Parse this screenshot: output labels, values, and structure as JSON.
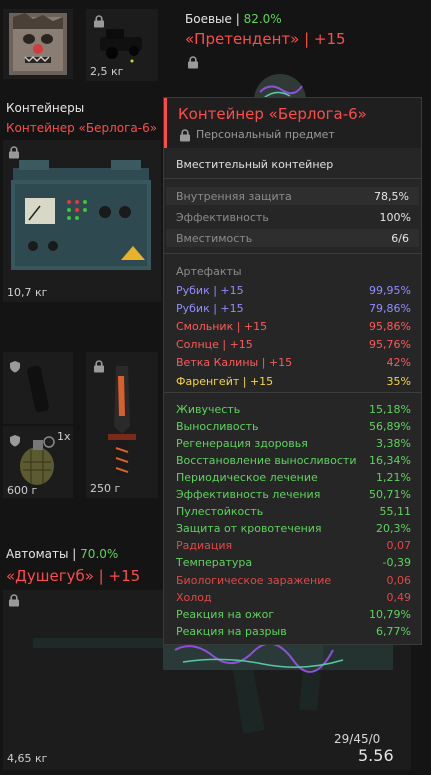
{
  "top_cell_1": {
    "lock": false
  },
  "top_cell_2": {
    "weight": "2,5 кг"
  },
  "armor": {
    "category": "Боевые |",
    "percent": "82.0%",
    "name": "«Претендент» | +15"
  },
  "container_slot": {
    "category": "Контейнеры",
    "name": "Контейнер «Берлога-6»",
    "weight": "10,7 кг"
  },
  "small_items": {
    "item1_weight": "",
    "grenade_count": "1x",
    "grenade_weight": "600 г",
    "knife_weight": "250 г"
  },
  "weapon": {
    "category": "Автоматы |",
    "percent": "70.0%",
    "name": "«Душегуб» | +15",
    "weight": "4,65 кг",
    "ammo": "29/45/0",
    "version": "5.56"
  },
  "tooltip": {
    "title": "Контейнер «Берлога-6»",
    "personal": "Персональный предмет",
    "type": "Вместительный контейнер",
    "stats": [
      {
        "label": "Внутренняя защита",
        "value": "78,5%"
      },
      {
        "label": "Эффективность",
        "value": "100%"
      },
      {
        "label": "Вместимость",
        "value": "6/6"
      }
    ],
    "artifacts_title": "Артефакты",
    "artifacts": [
      {
        "name": "Рубик | +15",
        "value": "99,95%",
        "color": "#8f8fff"
      },
      {
        "name": "Рубик | +15",
        "value": "79,86%",
        "color": "#8f8fff"
      },
      {
        "name": "Смольник | +15",
        "value": "95,86%",
        "color": "#ff5a5a"
      },
      {
        "name": "Солнце | +15",
        "value": "95,76%",
        "color": "#ff5a5a"
      },
      {
        "name": "Ветка Калины | +15",
        "value": "42%",
        "color": "#ff5a5a"
      },
      {
        "name": "Фаренгейт | +15",
        "value": "35%",
        "color": "#f5d547"
      }
    ],
    "effects": [
      {
        "label": "Живучесть",
        "value": "15,18%",
        "color": "#5fd35f"
      },
      {
        "label": "Выносливость",
        "value": "56,89%",
        "color": "#5fd35f"
      },
      {
        "label": "Регенерация здоровья",
        "value": "3,38%",
        "color": "#5fd35f"
      },
      {
        "label": "Восстановление выносливости",
        "value": "16,34%",
        "color": "#5fd35f"
      },
      {
        "label": "Периодическое лечение",
        "value": "1,21%",
        "color": "#5fd35f"
      },
      {
        "label": "Эффективность лечения",
        "value": "50,71%",
        "color": "#5fd35f"
      },
      {
        "label": "Пулестойкость",
        "value": "55,11",
        "color": "#5fd35f"
      },
      {
        "label": "Защита от кровотечения",
        "value": "20,3%",
        "color": "#5fd35f"
      },
      {
        "label": "Радиация",
        "value": "0,07",
        "color": "#e04848"
      },
      {
        "label": "Температура",
        "value": "-0,39",
        "color": "#5fd35f"
      },
      {
        "label": "Биологическое заражение",
        "value": "0,06",
        "color": "#e04848"
      },
      {
        "label": "Холод",
        "value": "0,49",
        "color": "#e04848"
      },
      {
        "label": "Реакция на ожог",
        "value": "10,79%",
        "color": "#5fd35f"
      },
      {
        "label": "Реакция на разрыв",
        "value": "6,77%",
        "color": "#5fd35f"
      }
    ]
  },
  "colors": {
    "accent_red": "#ff4b4b",
    "green": "#5fd35f",
    "artifact_blue": "#8f8fff",
    "artifact_yellow": "#f5d547"
  },
  "icons": [
    "lock-icon",
    "shield-icon"
  ]
}
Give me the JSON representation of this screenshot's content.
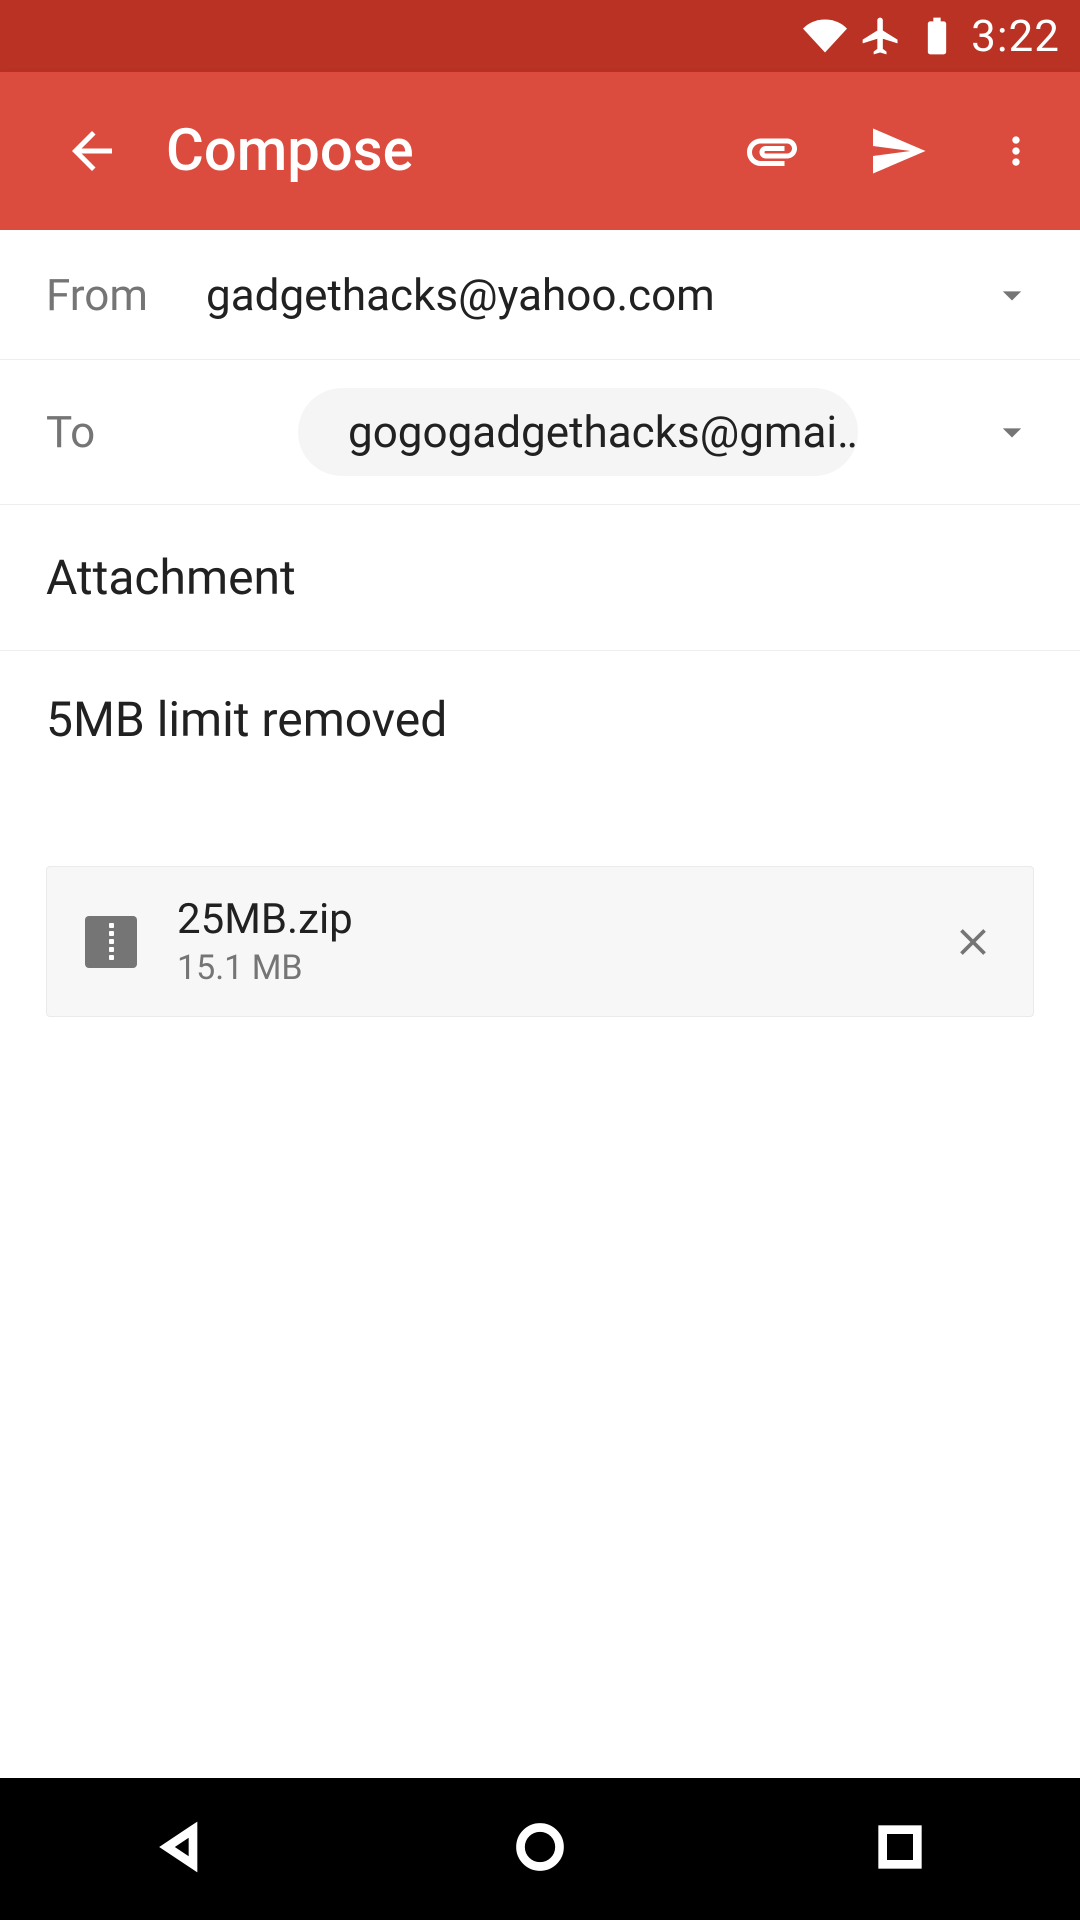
{
  "status": {
    "time": "3:22"
  },
  "appbar": {
    "title": "Compose"
  },
  "compose": {
    "from_label": "From",
    "from_value": "gadgethacks@yahoo.com",
    "to_label": "To",
    "to_value": "gogogadgethacks@gmai…",
    "subject": "Attachment",
    "body": "5MB limit removed"
  },
  "attachment": {
    "name": "25MB.zip",
    "size": "15.1 MB"
  }
}
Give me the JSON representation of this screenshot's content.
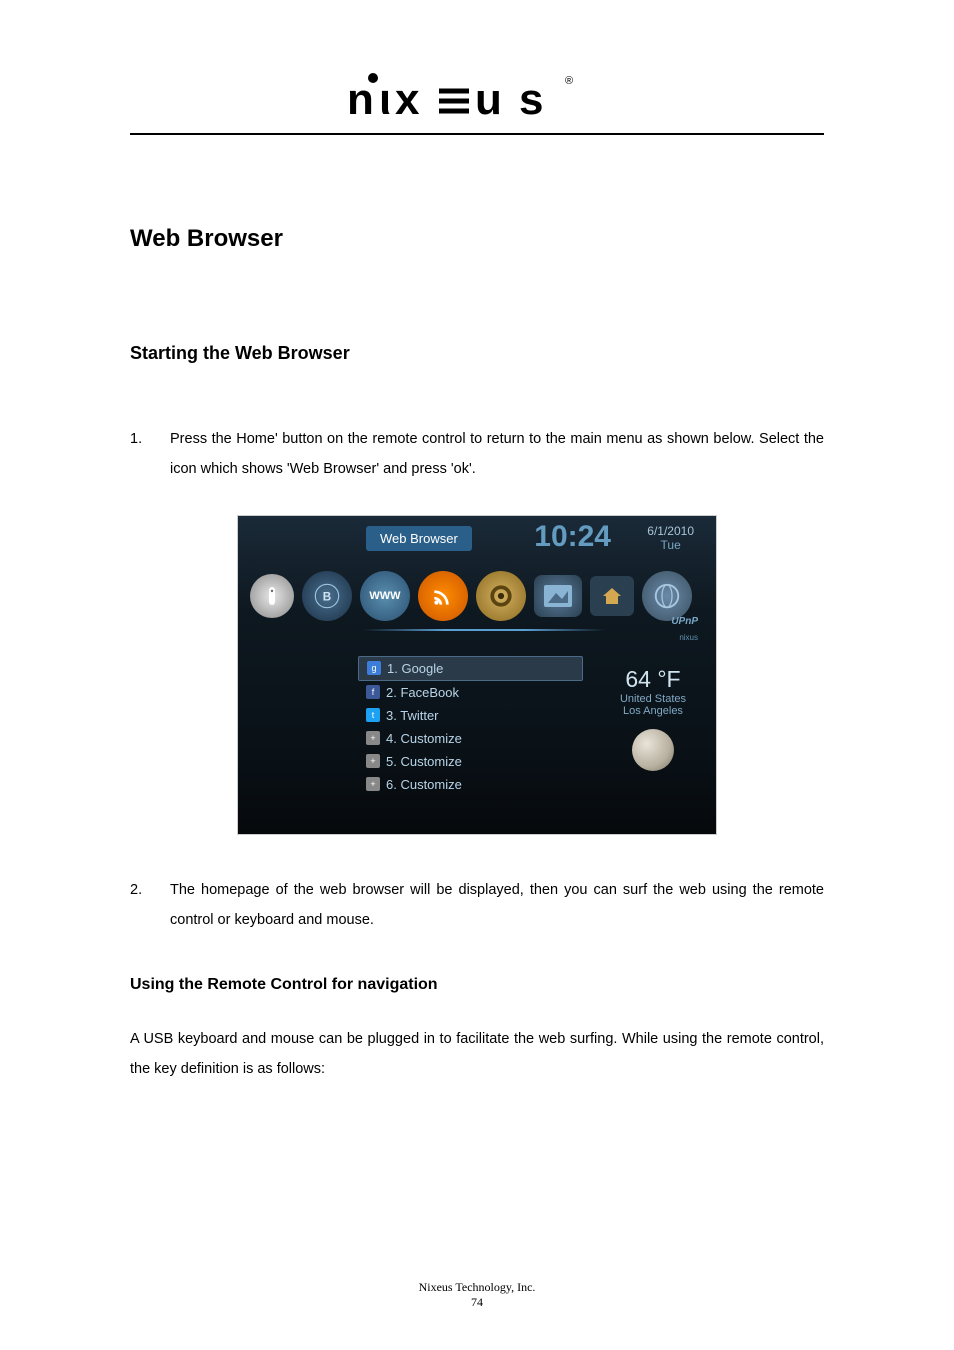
{
  "logo_text": "nixeus",
  "section_title": "Web Browser",
  "subsection_title": "Starting the Web Browser",
  "steps": [
    {
      "num": "1.",
      "text": "Press the Home' button on the remote control to return to the main menu as shown below. Select the icon which shows 'Web Browser' and press 'ok'."
    },
    {
      "num": "2.",
      "text": "The homepage of the web browser will be displayed, then you can surf the web using the remote control or keyboard and mouse."
    }
  ],
  "subsub_title": "Using the Remote Control for navigation",
  "body_para": "A USB keyboard and mouse can be plugged in to facilitate the web surfing. While using the remote control, the key definition is as follows:",
  "screenshot": {
    "title": "Web Browser",
    "time": "10:24",
    "date": "6/1/2010",
    "day": "Tue",
    "icon_www": "WWW",
    "upnp_label": "UPnP",
    "sub_label": "nixus",
    "list": [
      {
        "icon_bg": "#3b7dd8",
        "icon_char": "g",
        "label": "1. Google",
        "selected": true
      },
      {
        "icon_bg": "#3b5998",
        "icon_char": "f",
        "label": "2. FaceBook",
        "selected": false
      },
      {
        "icon_bg": "#1da1f2",
        "icon_char": "t",
        "label": "3. Twitter",
        "selected": false
      },
      {
        "icon_bg": "#888888",
        "icon_char": "+",
        "label": "4. Customize",
        "selected": false
      },
      {
        "icon_bg": "#888888",
        "icon_char": "+",
        "label": "5. Customize",
        "selected": false
      },
      {
        "icon_bg": "#888888",
        "icon_char": "+",
        "label": "6. Customize",
        "selected": false
      }
    ],
    "weather": {
      "temp": "64 °F",
      "loc1": "United States",
      "loc2": "Los Angeles"
    }
  },
  "footer_company": "Nixeus Technology, Inc.",
  "footer_page": "74"
}
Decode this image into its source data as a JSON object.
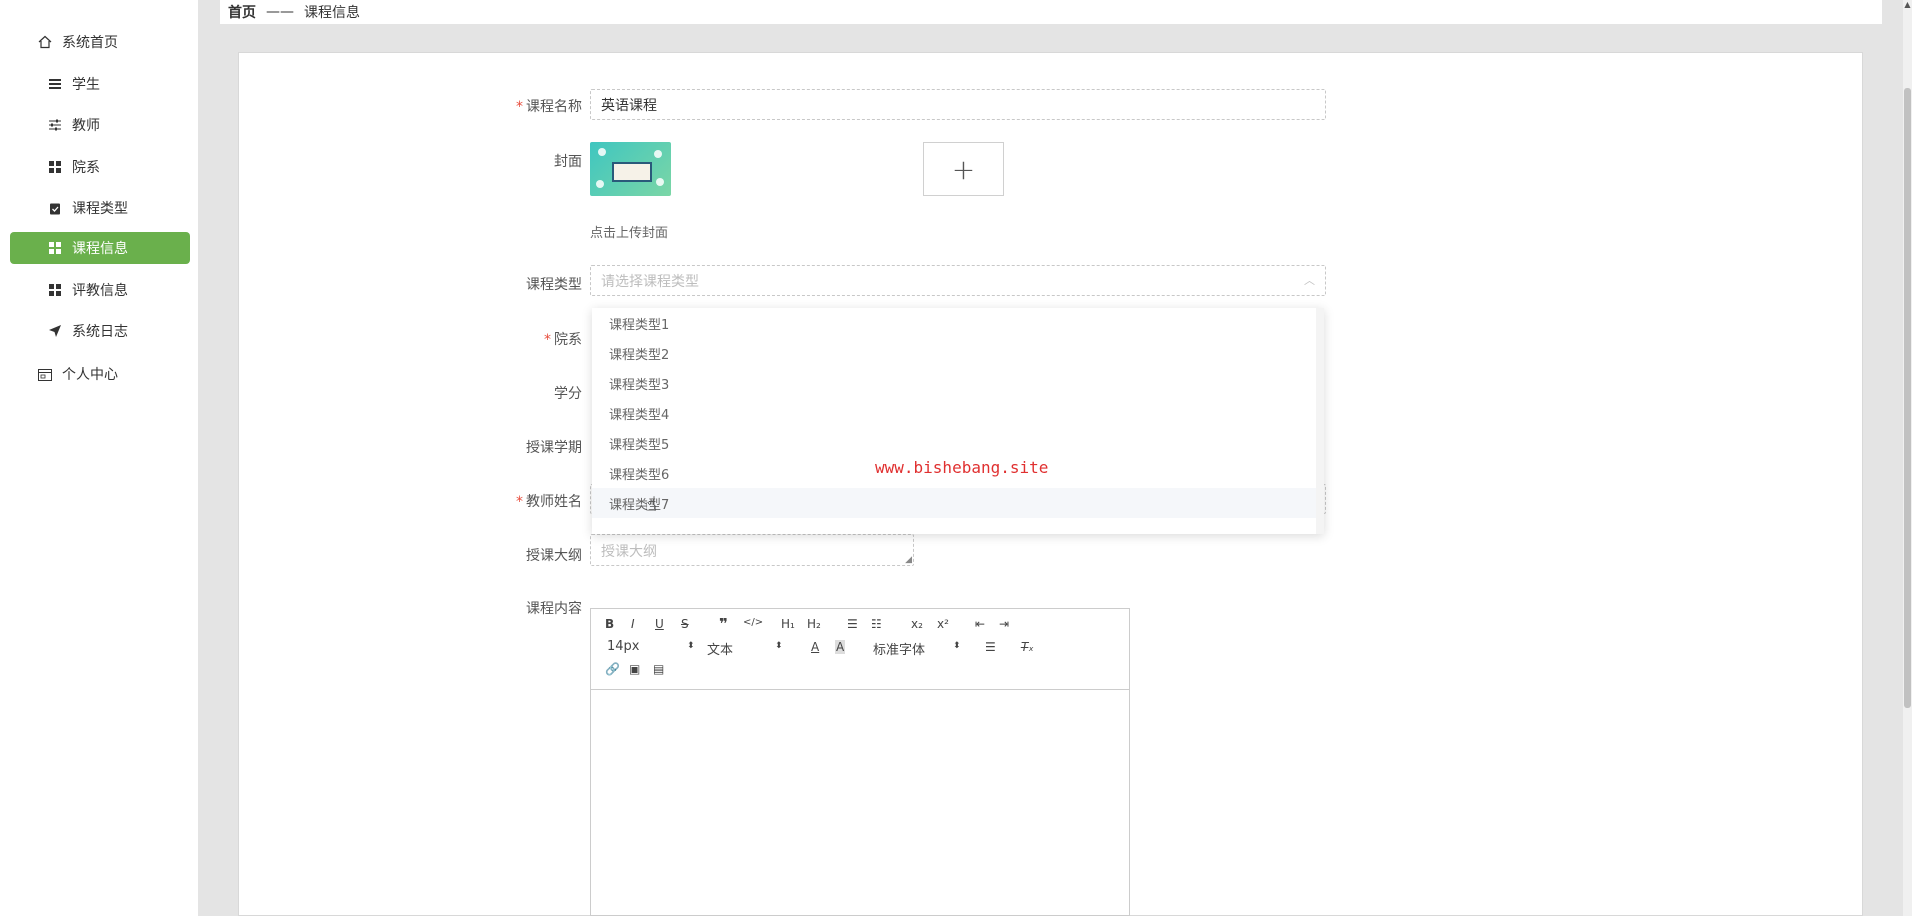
{
  "sidebar": {
    "items": [
      {
        "label": "系统首页",
        "icon": "home-icon"
      },
      {
        "label": "学生",
        "icon": "list-icon"
      },
      {
        "label": "教师",
        "icon": "sliders-icon"
      },
      {
        "label": "院系",
        "icon": "grid-icon"
      },
      {
        "label": "课程类型",
        "icon": "clipboard-icon"
      },
      {
        "label": "课程信息",
        "icon": "grid-icon",
        "active": true
      },
      {
        "label": "评教信息",
        "icon": "grid-icon"
      },
      {
        "label": "系统日志",
        "icon": "send-icon"
      },
      {
        "label": "个人中心",
        "icon": "calendar-icon"
      }
    ],
    "active_color": "#6ab04c"
  },
  "breadcrumb": {
    "home": "首页",
    "separator": "——",
    "current": "课程信息"
  },
  "form": {
    "course_name": {
      "label": "课程名称",
      "value": "英语课程",
      "required": true
    },
    "cover": {
      "label": "封面",
      "plus": "+",
      "hint": "点击上传封面"
    },
    "course_type": {
      "label": "课程类型",
      "placeholder": "请选择课程类型"
    },
    "department": {
      "label": "院系",
      "required": true
    },
    "credit": {
      "label": "学分"
    },
    "term": {
      "label": "授课学期"
    },
    "teacher_name": {
      "label": "教师姓名",
      "required": true
    },
    "syllabus": {
      "label": "授课大纲",
      "placeholder": "授课大纲"
    },
    "content": {
      "label": "课程内容"
    }
  },
  "dropdown": {
    "options": [
      "课程类型1",
      "课程类型2",
      "课程类型3",
      "课程类型4",
      "课程类型5",
      "课程类型6",
      "课程类型7"
    ],
    "hovered": "课程类型7"
  },
  "watermark": "www.bishebang.site",
  "editor": {
    "font_size": "14px",
    "header_select": "文本",
    "font_family": "标准字体"
  }
}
- - - - - - -
◆ **Your task**:
Your reply is one number: how many lines of the records above contain the word "JSON".

◆ **Response to the exercise**:
4